▸ **STATED GOAL**: Print the entire listing. Each line must match the original exactly.
** start **
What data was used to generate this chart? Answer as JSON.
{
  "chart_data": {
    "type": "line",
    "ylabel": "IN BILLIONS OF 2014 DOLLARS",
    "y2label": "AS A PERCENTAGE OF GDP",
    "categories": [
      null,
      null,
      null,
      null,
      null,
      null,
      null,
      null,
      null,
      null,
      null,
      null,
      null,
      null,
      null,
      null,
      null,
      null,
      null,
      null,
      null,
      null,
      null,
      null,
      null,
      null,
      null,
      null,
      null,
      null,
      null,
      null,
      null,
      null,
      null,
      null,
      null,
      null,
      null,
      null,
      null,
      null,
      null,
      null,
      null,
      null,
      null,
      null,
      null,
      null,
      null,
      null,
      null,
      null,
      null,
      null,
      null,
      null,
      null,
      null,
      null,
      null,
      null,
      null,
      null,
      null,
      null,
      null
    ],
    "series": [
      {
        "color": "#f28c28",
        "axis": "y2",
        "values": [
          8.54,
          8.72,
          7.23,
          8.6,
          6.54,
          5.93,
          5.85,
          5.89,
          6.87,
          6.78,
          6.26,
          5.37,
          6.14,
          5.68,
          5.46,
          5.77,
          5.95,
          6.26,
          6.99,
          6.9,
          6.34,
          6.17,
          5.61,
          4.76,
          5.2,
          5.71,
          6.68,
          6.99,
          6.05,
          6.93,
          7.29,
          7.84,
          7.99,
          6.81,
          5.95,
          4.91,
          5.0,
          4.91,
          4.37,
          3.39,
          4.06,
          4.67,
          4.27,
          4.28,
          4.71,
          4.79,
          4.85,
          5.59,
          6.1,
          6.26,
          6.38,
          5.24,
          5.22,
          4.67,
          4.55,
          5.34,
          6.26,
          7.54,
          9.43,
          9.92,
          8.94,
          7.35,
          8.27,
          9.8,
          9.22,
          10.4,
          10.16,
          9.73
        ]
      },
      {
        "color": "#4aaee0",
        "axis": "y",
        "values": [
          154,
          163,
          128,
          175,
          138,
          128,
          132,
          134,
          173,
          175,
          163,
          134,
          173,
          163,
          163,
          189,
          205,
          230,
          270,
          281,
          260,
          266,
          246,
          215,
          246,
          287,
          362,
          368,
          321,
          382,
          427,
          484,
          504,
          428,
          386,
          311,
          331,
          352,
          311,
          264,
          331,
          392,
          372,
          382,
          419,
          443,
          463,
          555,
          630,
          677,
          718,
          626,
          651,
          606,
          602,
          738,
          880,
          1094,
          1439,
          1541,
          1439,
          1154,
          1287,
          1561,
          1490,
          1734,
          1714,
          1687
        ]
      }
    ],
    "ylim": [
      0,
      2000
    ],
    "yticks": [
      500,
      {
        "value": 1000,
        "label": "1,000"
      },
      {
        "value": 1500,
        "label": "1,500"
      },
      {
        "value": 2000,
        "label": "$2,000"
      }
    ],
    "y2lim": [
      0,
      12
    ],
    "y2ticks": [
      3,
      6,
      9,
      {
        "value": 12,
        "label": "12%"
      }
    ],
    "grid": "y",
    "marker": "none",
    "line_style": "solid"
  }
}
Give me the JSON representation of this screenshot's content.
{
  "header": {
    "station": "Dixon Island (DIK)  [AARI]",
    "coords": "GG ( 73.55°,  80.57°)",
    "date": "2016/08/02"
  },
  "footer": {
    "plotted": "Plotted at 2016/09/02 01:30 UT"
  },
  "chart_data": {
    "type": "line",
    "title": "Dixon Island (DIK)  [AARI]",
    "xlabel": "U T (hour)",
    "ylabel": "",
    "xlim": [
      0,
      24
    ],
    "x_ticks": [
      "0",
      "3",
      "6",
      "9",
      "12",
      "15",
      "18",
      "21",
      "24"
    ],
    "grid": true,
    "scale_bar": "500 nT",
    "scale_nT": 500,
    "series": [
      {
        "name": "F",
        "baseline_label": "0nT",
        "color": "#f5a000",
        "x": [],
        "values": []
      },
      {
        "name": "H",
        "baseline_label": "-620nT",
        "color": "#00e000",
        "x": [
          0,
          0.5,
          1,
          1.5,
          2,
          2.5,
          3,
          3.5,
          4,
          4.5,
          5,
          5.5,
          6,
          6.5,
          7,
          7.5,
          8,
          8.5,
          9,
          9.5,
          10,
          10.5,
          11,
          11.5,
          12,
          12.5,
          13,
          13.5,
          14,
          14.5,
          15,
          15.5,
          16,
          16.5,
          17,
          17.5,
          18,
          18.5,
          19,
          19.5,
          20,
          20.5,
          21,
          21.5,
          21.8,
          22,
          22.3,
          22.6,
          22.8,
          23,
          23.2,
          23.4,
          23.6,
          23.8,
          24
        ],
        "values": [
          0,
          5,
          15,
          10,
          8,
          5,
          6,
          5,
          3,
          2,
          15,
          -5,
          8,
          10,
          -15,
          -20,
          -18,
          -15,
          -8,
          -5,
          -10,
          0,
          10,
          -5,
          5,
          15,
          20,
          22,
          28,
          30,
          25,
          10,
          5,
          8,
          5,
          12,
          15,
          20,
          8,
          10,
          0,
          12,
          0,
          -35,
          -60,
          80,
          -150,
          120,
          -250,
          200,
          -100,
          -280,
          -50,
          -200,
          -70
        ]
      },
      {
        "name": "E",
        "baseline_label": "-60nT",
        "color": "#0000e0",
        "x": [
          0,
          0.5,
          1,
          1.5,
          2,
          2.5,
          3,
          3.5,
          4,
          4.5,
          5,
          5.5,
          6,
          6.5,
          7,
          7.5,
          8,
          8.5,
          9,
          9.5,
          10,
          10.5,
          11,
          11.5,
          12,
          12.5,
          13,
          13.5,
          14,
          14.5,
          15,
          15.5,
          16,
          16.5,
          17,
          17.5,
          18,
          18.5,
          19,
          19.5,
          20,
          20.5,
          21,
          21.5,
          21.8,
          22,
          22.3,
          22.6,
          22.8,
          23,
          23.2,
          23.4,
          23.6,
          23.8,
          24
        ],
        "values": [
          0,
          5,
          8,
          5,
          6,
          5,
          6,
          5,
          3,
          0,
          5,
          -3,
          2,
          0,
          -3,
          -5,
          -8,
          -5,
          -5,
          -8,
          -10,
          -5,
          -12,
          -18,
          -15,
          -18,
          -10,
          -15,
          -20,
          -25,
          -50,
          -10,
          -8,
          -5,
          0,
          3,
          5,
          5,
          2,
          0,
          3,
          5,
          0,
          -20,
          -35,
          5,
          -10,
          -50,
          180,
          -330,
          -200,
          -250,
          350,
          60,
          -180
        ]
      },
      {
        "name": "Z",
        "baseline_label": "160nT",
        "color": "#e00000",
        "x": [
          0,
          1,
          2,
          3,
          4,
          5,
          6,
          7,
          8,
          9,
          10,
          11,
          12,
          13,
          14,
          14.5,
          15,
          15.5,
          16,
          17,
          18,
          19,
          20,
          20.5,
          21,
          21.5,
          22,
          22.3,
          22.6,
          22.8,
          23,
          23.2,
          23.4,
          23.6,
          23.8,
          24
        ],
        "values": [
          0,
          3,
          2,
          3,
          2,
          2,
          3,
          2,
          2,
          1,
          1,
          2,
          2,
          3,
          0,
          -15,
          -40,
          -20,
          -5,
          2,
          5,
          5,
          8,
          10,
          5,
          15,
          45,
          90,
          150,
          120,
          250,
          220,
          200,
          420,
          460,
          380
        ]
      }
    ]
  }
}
** end **
▸ **RESPONSE BELOW**:
What data was used to generate this chart? Answer as JSON.
{
  "chart_data": {
    "type": "line",
    "ylabel": "IN BILLIONS OF 2014 DOLLARS",
    "y2label": "AS A PERCENTAGE OF GDP",
    "categories": [
      null,
      null,
      null,
      null,
      null,
      null,
      null,
      null,
      null,
      null,
      null,
      null,
      null,
      null,
      null,
      null,
      null,
      null,
      null,
      null,
      null,
      null,
      null,
      null,
      null,
      null,
      null,
      null,
      null,
      null,
      null,
      null,
      null,
      null,
      null,
      null,
      null,
      null,
      null,
      null,
      null,
      null,
      null,
      null,
      null,
      null,
      null,
      null,
      null,
      null,
      null,
      null,
      null,
      null,
      null,
      null,
      null,
      null,
      null,
      null,
      null,
      null,
      null,
      null,
      null,
      null,
      null,
      null
    ],
    "series": [
      {
        "color": "#f28c28",
        "axis": "y2",
        "values": [
          8.54,
          8.72,
          7.23,
          8.6,
          6.54,
          5.93,
          5.85,
          5.89,
          6.87,
          6.78,
          6.26,
          5.37,
          6.14,
          5.68,
          5.46,
          5.77,
          5.95,
          6.26,
          6.99,
          6.9,
          6.34,
          6.17,
          5.61,
          4.76,
          5.2,
          5.71,
          6.68,
          6.99,
          6.05,
          6.93,
          7.29,
          7.84,
          7.99,
          6.81,
          5.95,
          4.91,
          5.0,
          4.91,
          4.37,
          3.39,
          4.06,
          4.67,
          4.27,
          4.28,
          4.71,
          4.79,
          4.85,
          5.59,
          6.1,
          6.26,
          6.38,
          5.24,
          5.22,
          4.67,
          4.55,
          5.34,
          6.26,
          7.54,
          9.43,
          9.92,
          8.94,
          7.35,
          8.27,
          9.8,
          9.22,
          10.4,
          10.16,
          9.73
        ]
      },
      {
        "color": "#4aaee0",
        "axis": "y",
        "values": [
          154,
          163,
          128,
          175,
          138,
          128,
          132,
          134,
          173,
          175,
          163,
          134,
          173,
          163,
          163,
          189,
          205,
          230,
          270,
          281,
          260,
          266,
          246,
          215,
          246,
          287,
          362,
          368,
          321,
          382,
          427,
          484,
          504,
          428,
          386,
          311,
          331,
          352,
          311,
          264,
          331,
          392,
          372,
          382,
          419,
          443,
          463,
          555,
          630,
          677,
          718,
          626,
          651,
          606,
          602,
          738,
          880,
          1094,
          1439,
          1541,
          1439,
          1154,
          1287,
          1561,
          1490,
          1734,
          1714,
          1687
        ]
      }
    ],
    "ylim": [
      0,
      2000
    ],
    "yticks": [
      500,
      {
        "value": 1000,
        "label": "1,000"
      },
      {
        "value": 1500,
        "label": "1,500"
      },
      {
        "value": 2000,
        "label": "$2,000"
      }
    ],
    "y2lim": [
      0,
      12
    ],
    "y2ticks": [
      3,
      6,
      9,
      {
        "value": 12,
        "label": "12%"
      }
    ],
    "grid": "y",
    "marker": "none",
    "line_style": "solid"
  }
}
Give me the JSON representation of this screenshot's content.
{
  "header": {
    "station": "Dixon Island (DIK)  [AARI]",
    "coords": "GG ( 73.55°,  80.57°)",
    "date": "2016/08/02"
  },
  "footer": {
    "plotted": "Plotted at 2016/09/02 01:30 UT"
  },
  "chart_data": {
    "type": "line",
    "title": "Dixon Island (DIK)  [AARI]",
    "xlabel": "U T (hour)",
    "ylabel": "",
    "xlim": [
      0,
      24
    ],
    "x_ticks": [
      "0",
      "3",
      "6",
      "9",
      "12",
      "15",
      "18",
      "21",
      "24"
    ],
    "grid": true,
    "scale_bar": "500 nT",
    "scale_nT": 500,
    "series": [
      {
        "name": "F",
        "baseline_label": "0nT",
        "color": "#f5a000",
        "x": [],
        "values": []
      },
      {
        "name": "H",
        "baseline_label": "-620nT",
        "color": "#00e000",
        "x": [
          0,
          0.5,
          1,
          1.5,
          2,
          2.5,
          3,
          3.5,
          4,
          4.5,
          5,
          5.5,
          6,
          6.5,
          7,
          7.5,
          8,
          8.5,
          9,
          9.5,
          10,
          10.5,
          11,
          11.5,
          12,
          12.5,
          13,
          13.5,
          14,
          14.5,
          15,
          15.5,
          16,
          16.5,
          17,
          17.5,
          18,
          18.5,
          19,
          19.5,
          20,
          20.5,
          21,
          21.5,
          21.8,
          22,
          22.3,
          22.6,
          22.8,
          23,
          23.2,
          23.4,
          23.6,
          23.8,
          24
        ],
        "values": [
          0,
          5,
          15,
          10,
          8,
          5,
          6,
          5,
          3,
          2,
          15,
          -5,
          8,
          10,
          -15,
          -20,
          -18,
          -15,
          -8,
          -5,
          -10,
          0,
          10,
          -5,
          5,
          15,
          20,
          22,
          28,
          30,
          25,
          10,
          5,
          8,
          5,
          12,
          15,
          20,
          8,
          10,
          0,
          12,
          0,
          -35,
          -60,
          80,
          -150,
          120,
          -250,
          200,
          -100,
          -280,
          -50,
          -200,
          -70
        ]
      },
      {
        "name": "E",
        "baseline_label": "-60nT",
        "color": "#0000e0",
        "x": [
          0,
          0.5,
          1,
          1.5,
          2,
          2.5,
          3,
          3.5,
          4,
          4.5,
          5,
          5.5,
          6,
          6.5,
          7,
          7.5,
          8,
          8.5,
          9,
          9.5,
          10,
          10.5,
          11,
          11.5,
          12,
          12.5,
          13,
          13.5,
          14,
          14.5,
          15,
          15.5,
          16,
          16.5,
          17,
          17.5,
          18,
          18.5,
          19,
          19.5,
          20,
          20.5,
          21,
          21.5,
          21.8,
          22,
          22.3,
          22.6,
          22.8,
          23,
          23.2,
          23.4,
          23.6,
          23.8,
          24
        ],
        "values": [
          0,
          5,
          8,
          5,
          6,
          5,
          6,
          5,
          3,
          0,
          5,
          -3,
          2,
          0,
          -3,
          -5,
          -8,
          -5,
          -5,
          -8,
          -10,
          -5,
          -12,
          -18,
          -15,
          -18,
          -10,
          -15,
          -20,
          -25,
          -50,
          -10,
          -8,
          -5,
          0,
          3,
          5,
          5,
          2,
          0,
          3,
          5,
          0,
          -20,
          -35,
          5,
          -10,
          -50,
          180,
          -330,
          -200,
          -250,
          350,
          60,
          -180
        ]
      },
      {
        "name": "Z",
        "baseline_label": "160nT",
        "color": "#e00000",
        "x": [
          0,
          1,
          2,
          3,
          4,
          5,
          6,
          7,
          8,
          9,
          10,
          11,
          12,
          13,
          14,
          14.5,
          15,
          15.5,
          16,
          17,
          18,
          19,
          20,
          20.5,
          21,
          21.5,
          22,
          22.3,
          22.6,
          22.8,
          23,
          23.2,
          23.4,
          23.6,
          23.8,
          24
        ],
        "values": [
          0,
          3,
          2,
          3,
          2,
          2,
          3,
          2,
          2,
          1,
          1,
          2,
          2,
          3,
          0,
          -15,
          -40,
          -20,
          -5,
          2,
          5,
          5,
          8,
          10,
          5,
          15,
          45,
          90,
          150,
          120,
          250,
          220,
          200,
          420,
          460,
          380
        ]
      }
    ]
  }
}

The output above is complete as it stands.